◆ **SHORT TASK**: Leave out the images; return the rest of the data exactly.

[start EXTRACTED RECORDS]

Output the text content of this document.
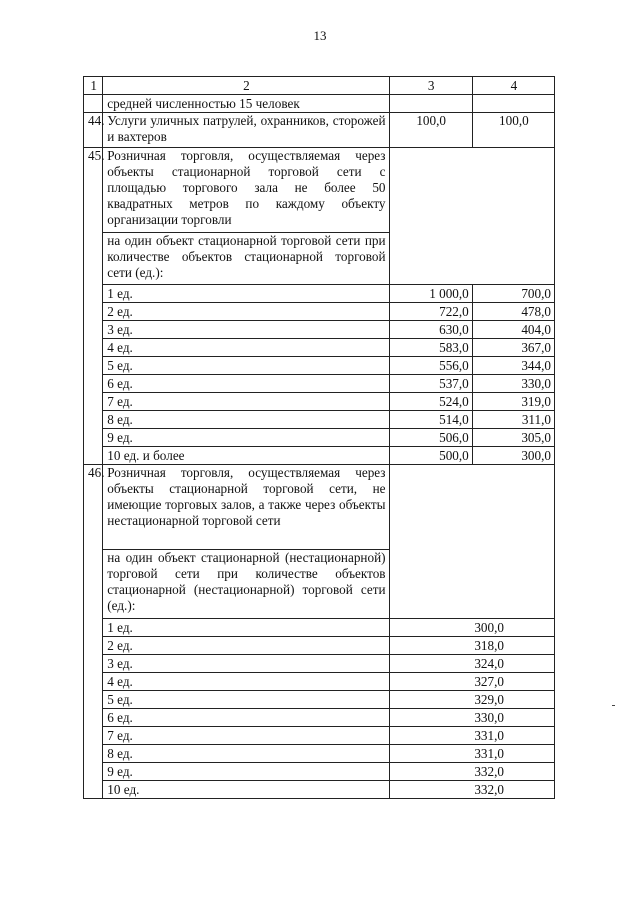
13
1	2	3	4
	средней численностью 15 человек		
44.	Услуги уличных патрулей, охранников, сторожей и вахтеров	100,0	100,0
45.	Розничная торговля, осуществляемая через объекты стационарной торговой сети с площадью торгового зала не более 50 квадратных метров по каждому объекту организации торговли		
	на один объект стационарной торговой сети при количестве объектов стационарной торговой сети (ед.):		
	1 ед.	1 000,0	700,0
	2 ед.	722,0	478,0
	3 ед.	630,0	404,0
	4 ед.	583,0	367,0
	5 ед.	556,0	344,0
	6 ед.	537,0	330,0
	7 ед.	524,0	319,0
	8 ед.	514,0	311,0
	9 ед.	506,0	305,0
	10 ед. и более	500,0	300,0
46.	Розничная торговля, осуществляемая через объекты стационарной торговой сети, не имеющие торговых залов, а также через объекты нестационарной торговой сети		
	на один объект стационарной (нестационарной) торговой сети при количестве объектов стационарной (нестационарной) торговой сети (ед.):		
	1 ед.	300,0	
	2 ед.	318,0	
	3 ед.	324,0	
	4 ед.	327,0	
	5 ед.	329,0	
	6 ед.	330,0	
	7 ед.	331,0	
	8 ед.	331,0	
	9 ед.	332,0	
	10 ед.	332,0	
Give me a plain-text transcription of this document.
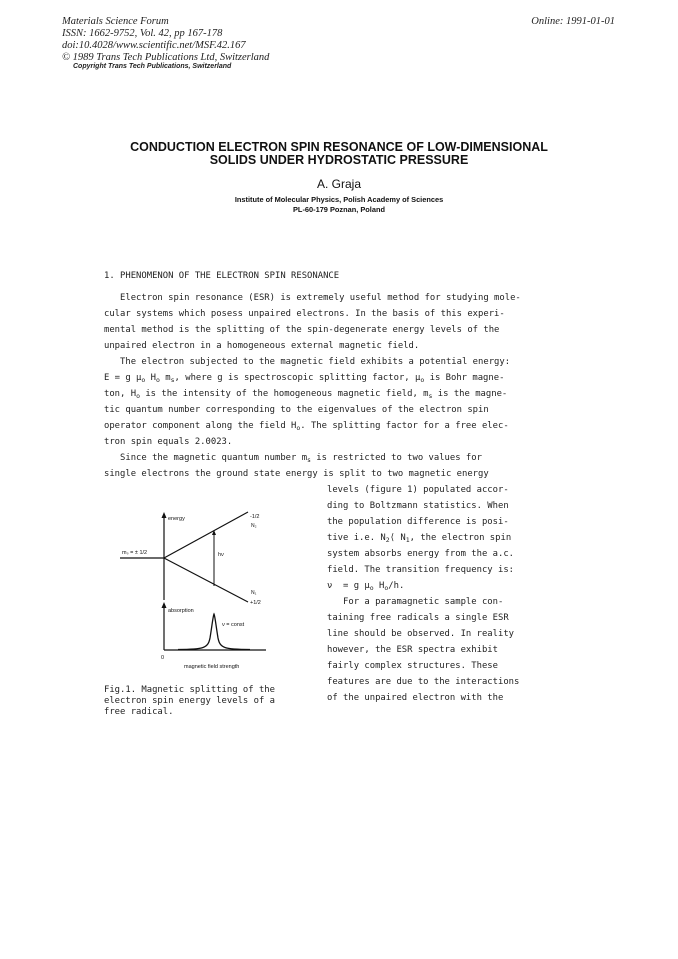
Materials Science Forum
ISSN: 1662-9752, Vol. 42, pp 167-178
doi:10.4028/www.scientific.net/MSF.42.167
© 1989 Trans Tech Publications Ltd, Switzerland
Online: 1991-01-01
Copyright Trans Tech Publications, Switzerland
CONDUCTION ELECTRON SPIN RESONANCE OF LOW-DIMENSIONAL
SOLIDS UNDER HYDROSTATIC PRESSURE
A. Graja
Institute of Molecular Physics, Polish Academy of Sciences
PL-60-179 Poznan, Poland
1. PHENOMENON OF THE ELECTRON SPIN RESONANCE
Electron spin resonance (ESR) is extremely useful method for studying mole-
cular systems which posess unpaired electrons. In the basis of this experi-
mental method is the splitting of the spin-degenerate energy levels of the
unpaired electron in a homogeneous external magnetic field.
The electron subjected to the magnetic field exhibits a potential energy:
E = g $\mu_o$ $H_o$ $m_s$, where g is spectroscopic splitting factor, $\mu_o$ is Bohr magne-
ton, $H_o$ is the intensity of the homogeneous magnetic field, $m_s$ is the magne-
tic quantum number corresponding to the eigenvalues of the electron spin
operator component along the field $H_o$. The splitting factor for a free elec-
tron spin equals 2.0023.
Since the magnetic quantum number $m_s$ is restricted to two values for
single electrons the ground state energy is split to two magnetic energy
levels (figure 1) populated accor-
ding to Boltzmann statistics. When
the population difference is posi-
tive i.e. $N_2⟨$ $N_1$, the electron spin
system absorbs energy from the a.c.
field. The transition frequency is:
ν  = g $\mu_o$ $H_o/h$.
For a paramagnetic sample con-
taining free radicals a single ESR
line should be observed. In reality
however, the ESR spectra exhibit
fairly complex structures. These
features are due to the interactions
of the unpaired electron with the
energy
mₛ = ± 1/2
-1/2
N₂
N₁
+1/2
hν
absorption
0
ν = const
magnetic field strength
Fig.1. Magnetic splitting of the
electron spin energy levels of a
free radical.
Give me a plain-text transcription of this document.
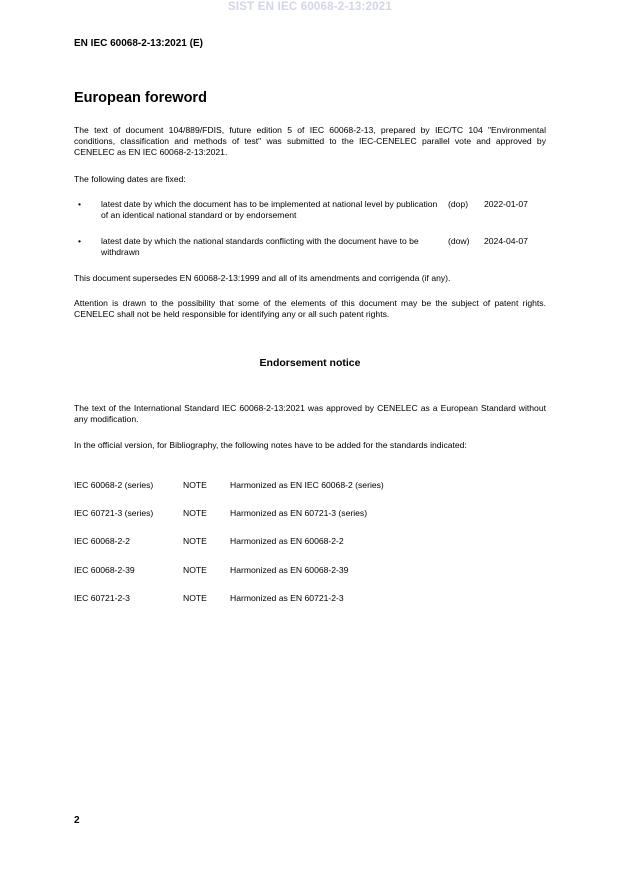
SIST EN IEC 60068-2-13:2021
EN IEC 60068-2-13:2021 (E)
European foreword
The text of document 104/889/FDIS, future edition 5 of IEC 60068-2-13, prepared by IEC/TC 104 "Environmental conditions, classification and methods of test" was submitted to the IEC-CENELEC parallel vote and approved by CENELEC as EN IEC 60068-2-13:2021.
The following dates are fixed:
• latest date by which the document has to be implemented at national level by publication of an identical national standard or by endorsement
(dop) 2022-01-07
• latest date by which the national standards conflicting with the document have to be withdrawn
(dow) 2024-04-07
This document supersedes EN 60068-2-13:1999 and all of its amendments and corrigenda (if any).
Attention is drawn to the possibility that some of the elements of this document may be the subject of patent rights. CENELEC shall not be held responsible for identifying any or all such patent rights.
Endorsement notice
The text of the International Standard IEC 60068-2-13:2021 was approved by CENELEC as a European Standard without any modification.
In the official version, for Bibliography, the following notes have to be added for the standards indicated:
IEC 60068-2 (series)	NOTE	Harmonized as EN IEC 60068-2 (series)
IEC 60721-3 (series)	NOTE	Harmonized as EN 60721-3 (series)
IEC 60068-2-2	NOTE	Harmonized as EN 60068-2-2
IEC 60068-2-39	NOTE	Harmonized as EN 60068-2-39
IEC 60721-2-3	NOTE	Harmonized as EN 60721-2-3
2
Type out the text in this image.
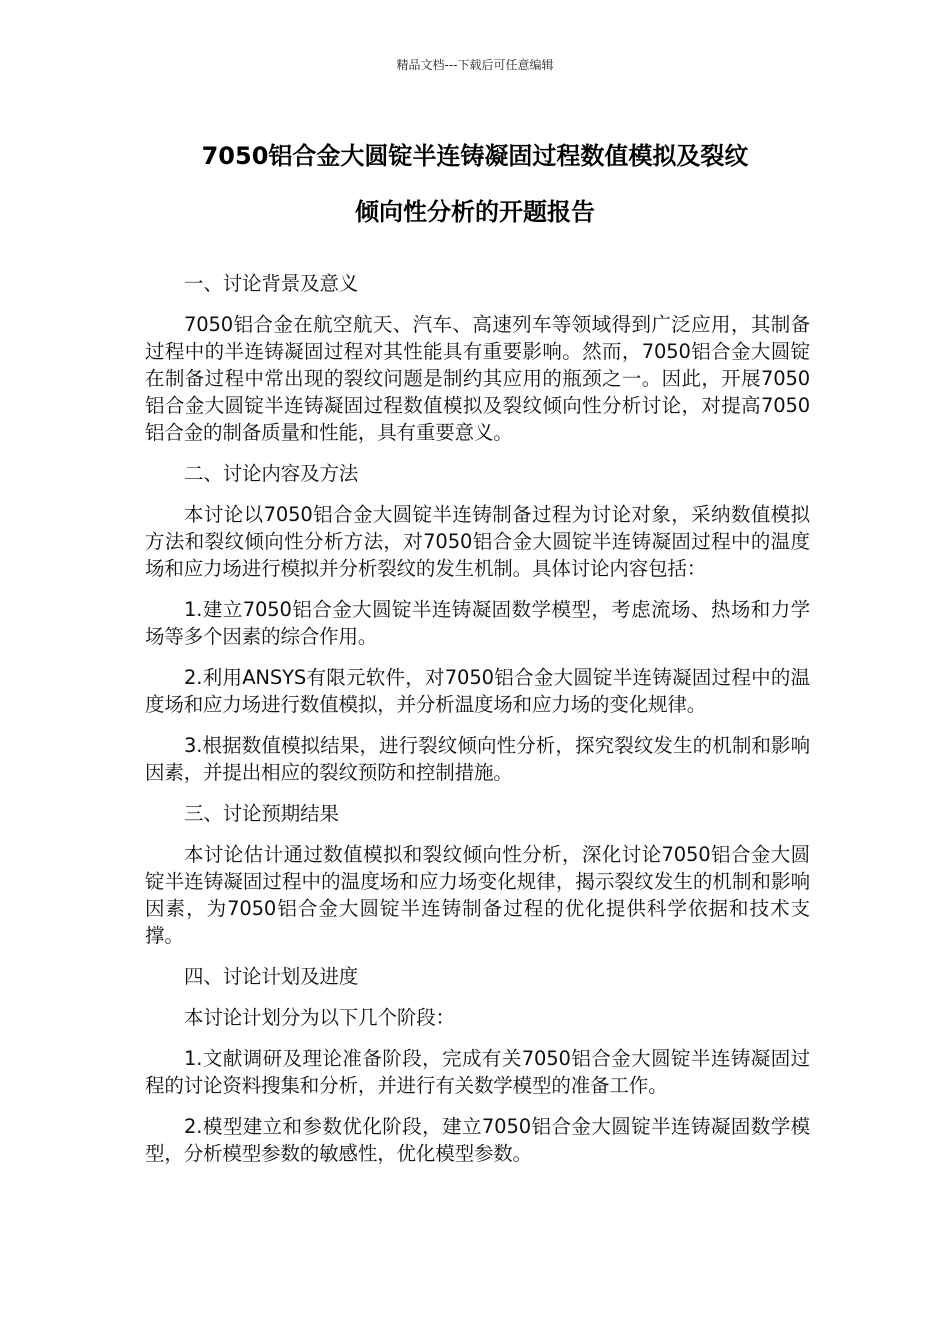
精品文档---下载后可任意编辑
7050铝合金大圆锭半连铸凝固过程数值模拟及裂纹
倾向性分析的开题报告

一、讨论背景及意义

7050铝合金在航空航天、汽车、高速列车等领域得到广泛应用，其制备过程中的半连铸凝固过程对其性能具有重要影响。然而，7050铝合金大圆锭在制备过程中常出现的裂纹问题是制约其应用的瓶颈之一。因此，开展7050铝合金大圆锭半连铸凝固过程数值模拟及裂纹倾向性分析讨论，对提高7050铝合金的制备质量和性能，具有重要意义。

二、讨论内容及方法

本讨论以7050铝合金大圆锭半连铸制备过程为讨论对象，采纳数值模拟方法和裂纹倾向性分析方法，对7050铝合金大圆锭半连铸凝固过程中的温度场和应力场进行模拟并分析裂纹的发生机制。具体讨论内容包括：

1.建立7050铝合金大圆锭半连铸凝固数学模型，考虑流场、热场和力学场等多个因素的综合作用。

2.利用ANSYS有限元软件，对7050铝合金大圆锭半连铸凝固过程中的温度场和应力场进行数值模拟，并分析温度场和应力场的变化规律。

3.根据数值模拟结果，进行裂纹倾向性分析，探究裂纹发生的机制和影响因素，并提出相应的裂纹预防和控制措施。

三、讨论预期结果

本讨论估计通过数值模拟和裂纹倾向性分析，深化讨论7050铝合金大圆锭半连铸凝固过程中的温度场和应力场变化规律，揭示裂纹发生的机制和影响因素，为7050铝合金大圆锭半连铸制备过程的优化提供科学依据和技术支撑。

四、讨论计划及进度

本讨论计划分为以下几个阶段：

1.文献调研及理论准备阶段，完成有关7050铝合金大圆锭半连铸凝固过程的讨论资料搜集和分析，并进行有关数学模型的准备工作。

2.模型建立和参数优化阶段，建立7050铝合金大圆锭半连铸凝固数学模型，分析模型参数的敏感性，优化模型参数。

[end EXTRACTED RECORDS]

◆ **EXERCISE SOLUTION**:
Output the text content of this document.
13
1	2	3	4
	средней численностью 15 человек		
44.	Услуги уличных патрулей, охранников, сторожей и вахтеров	100,0	100,0
45.	Розничная торговля, осуществляемая через объекты стационарной торговой сети с площадью торгового зала не более 50 квадратных метров по каждому объекту организации торговли		
	на один объект стационарной торговой сети при количестве объектов стационарной торговой сети (ед.):		
	1 ед.	1 000,0	700,0
	2 ед.	722,0	478,0
	3 ед.	630,0	404,0
	4 ед.	583,0	367,0
	5 ед.	556,0	344,0
	6 ед.	537,0	330,0
	7 ед.	524,0	319,0
	8 ед.	514,0	311,0
	9 ед.	506,0	305,0
	10 ед. и более	500,0	300,0
46.	Розничная торговля, осуществляемая через объекты стационарной торговой сети, не имеющие торговых залов, а также через объекты нестационарной торговой сети		
	на один объект стационарной (нестационарной) торговой сети при количестве объектов стационарной (нестационарной) торговой сети (ед.):		
	1 ед.	300,0	
	2 ед.	318,0	
	3 ед.	324,0	
	4 ед.	327,0	
	5 ед.	329,0	
	6 ед.	330,0	
	7 ед.	331,0	
	8 ед.	331,0	
	9 ед.	332,0	
	10 ед.	332,0	
Give me a plain-text transcription of this document.
Materials Science Forum
ISSN: 1662-9752, Vol. 42, pp 167-178
doi:10.4028/www.scientific.net/MSF.42.167
© 1989 Trans Tech Publications Ltd, Switzerland
Online: 1991-01-01
Copyright Trans Tech Publications, Switzerland
CONDUCTION ELECTRON SPIN RESONANCE OF LOW-DIMENSIONAL
SOLIDS UNDER HYDROSTATIC PRESSURE
A. Graja
Institute of Molecular Physics, Polish Academy of Sciences
PL-60-179 Poznan, Poland
1. PHENOMENON OF THE ELECTRON SPIN RESONANCE
Electron spin resonance (ESR) is extremely useful method for studying mole-
cular systems which posess unpaired electrons. In the basis of this experi-
mental method is the splitting of the spin-degenerate energy levels of the
unpaired electron in a homogeneous external magnetic field.
The electron subjected to the magnetic field exhibits a potential energy:
E = g $\mu_o$ $H_o$ $m_s$, where g is spectroscopic splitting factor, $\mu_o$ is Bohr magne-
ton, $H_o$ is the intensity of the homogeneous magnetic field, $m_s$ is the magne-
tic quantum number corresponding to the eigenvalues of the electron spin
operator component along the field $H_o$. The splitting factor for a free elec-
tron spin equals 2.0023.
Since the magnetic quantum number $m_s$ is restricted to two values for
single electrons the ground state energy is split to two magnetic energy
levels (figure 1) populated accor-
ding to Boltzmann statistics. When
the population difference is posi-
tive i.e. $N_2⟨$ $N_1$, the electron spin
system absorbs energy from the a.c.
field. The transition frequency is:
ν  = g $\mu_o$ $H_o/h$.
For a paramagnetic sample con-
taining free radicals a single ESR
line should be observed. In reality
however, the ESR spectra exhibit
fairly complex structures. These
features are due to the interactions
of the unpaired electron with the
energy
mₛ = ± 1/2
-1/2
N₂
N₁
+1/2
hν
absorption
0
ν = const
magnetic field strength
Fig.1. Magnetic splitting of the
electron spin energy levels of a
free radical.
Give me a plain-text transcription of this document.
SIST EN IEC 60068-2-13:2021
EN IEC 60068-2-13:2021 (E)
European foreword
The text of document 104/889/FDIS, future edition 5 of IEC 60068-2-13, prepared by IEC/TC 104 "Environmental conditions, classification and methods of test" was submitted to the IEC-CENELEC parallel vote and approved by CENELEC as EN IEC 60068-2-13:2021.
The following dates are fixed:
• latest date by which the document has to be implemented at national level by publication of an identical national standard or by endorsement
(dop) 2022-01-07
• latest date by which the national standards conflicting with the document have to be withdrawn
(dow) 2024-04-07
This document supersedes EN 60068-2-13:1999 and all of its amendments and corrigenda (if any).
Attention is drawn to the possibility that some of the elements of this document may be the subject of patent rights. CENELEC shall not be held responsible for identifying any or all such patent rights.
Endorsement notice
The text of the International Standard IEC 60068-2-13:2021 was approved by CENELEC as a European Standard without any modification.
In the official version, for Bibliography, the following notes have to be added for the standards indicated:
IEC 60068-2 (series)	NOTE	Harmonized as EN IEC 60068-2 (series)
IEC 60721-3 (series)	NOTE	Harmonized as EN 60721-3 (series)
IEC 60068-2-2	NOTE	Harmonized as EN 60068-2-2
IEC 60068-2-39	NOTE	Harmonized as EN 60068-2-39
IEC 60721-2-3	NOTE	Harmonized as EN 60721-2-3
2
Type out the text in this image.
精品文档---下载后可任意编辑
7050铝合金大圆锭半连铸凝固过程数值模拟及裂纹
倾向性分析的开题报告

一、讨论背景及意义

7050铝合金在航空航天、汽车、高速列车等领域得到广泛应用，其制备过程中的半连铸凝固过程对其性能具有重要影响。然而，7050铝合金大圆锭在制备过程中常出现的裂纹问题是制约其应用的瓶颈之一。因此，开展7050铝合金大圆锭半连铸凝固过程数值模拟及裂纹倾向性分析讨论，对提高7050铝合金的制备质量和性能，具有重要意义。

二、讨论内容及方法

本讨论以7050铝合金大圆锭半连铸制备过程为讨论对象，采纳数值模拟方法和裂纹倾向性分析方法，对7050铝合金大圆锭半连铸凝固过程中的温度场和应力场进行模拟并分析裂纹的发生机制。具体讨论内容包括：

1.建立7050铝合金大圆锭半连铸凝固数学模型，考虑流场、热场和力学场等多个因素的综合作用。

2.利用ANSYS有限元软件，对7050铝合金大圆锭半连铸凝固过程中的温度场和应力场进行数值模拟，并分析温度场和应力场的变化规律。

3.根据数值模拟结果，进行裂纹倾向性分析，探究裂纹发生的机制和影响因素，并提出相应的裂纹预防和控制措施。

三、讨论预期结果

本讨论估计通过数值模拟和裂纹倾向性分析，深化讨论7050铝合金大圆锭半连铸凝固过程中的温度场和应力场变化规律，揭示裂纹发生的机制和影响因素，为7050铝合金大圆锭半连铸制备过程的优化提供科学依据和技术支撑。

四、讨论计划及进度

本讨论计划分为以下几个阶段：

1.文献调研及理论准备阶段，完成有关7050铝合金大圆锭半连铸凝固过程的讨论资料搜集和分析，并进行有关数学模型的准备工作。

2.模型建立和参数优化阶段，建立7050铝合金大圆锭半连铸凝固数学模型，分析模型参数的敏感性，优化模型参数。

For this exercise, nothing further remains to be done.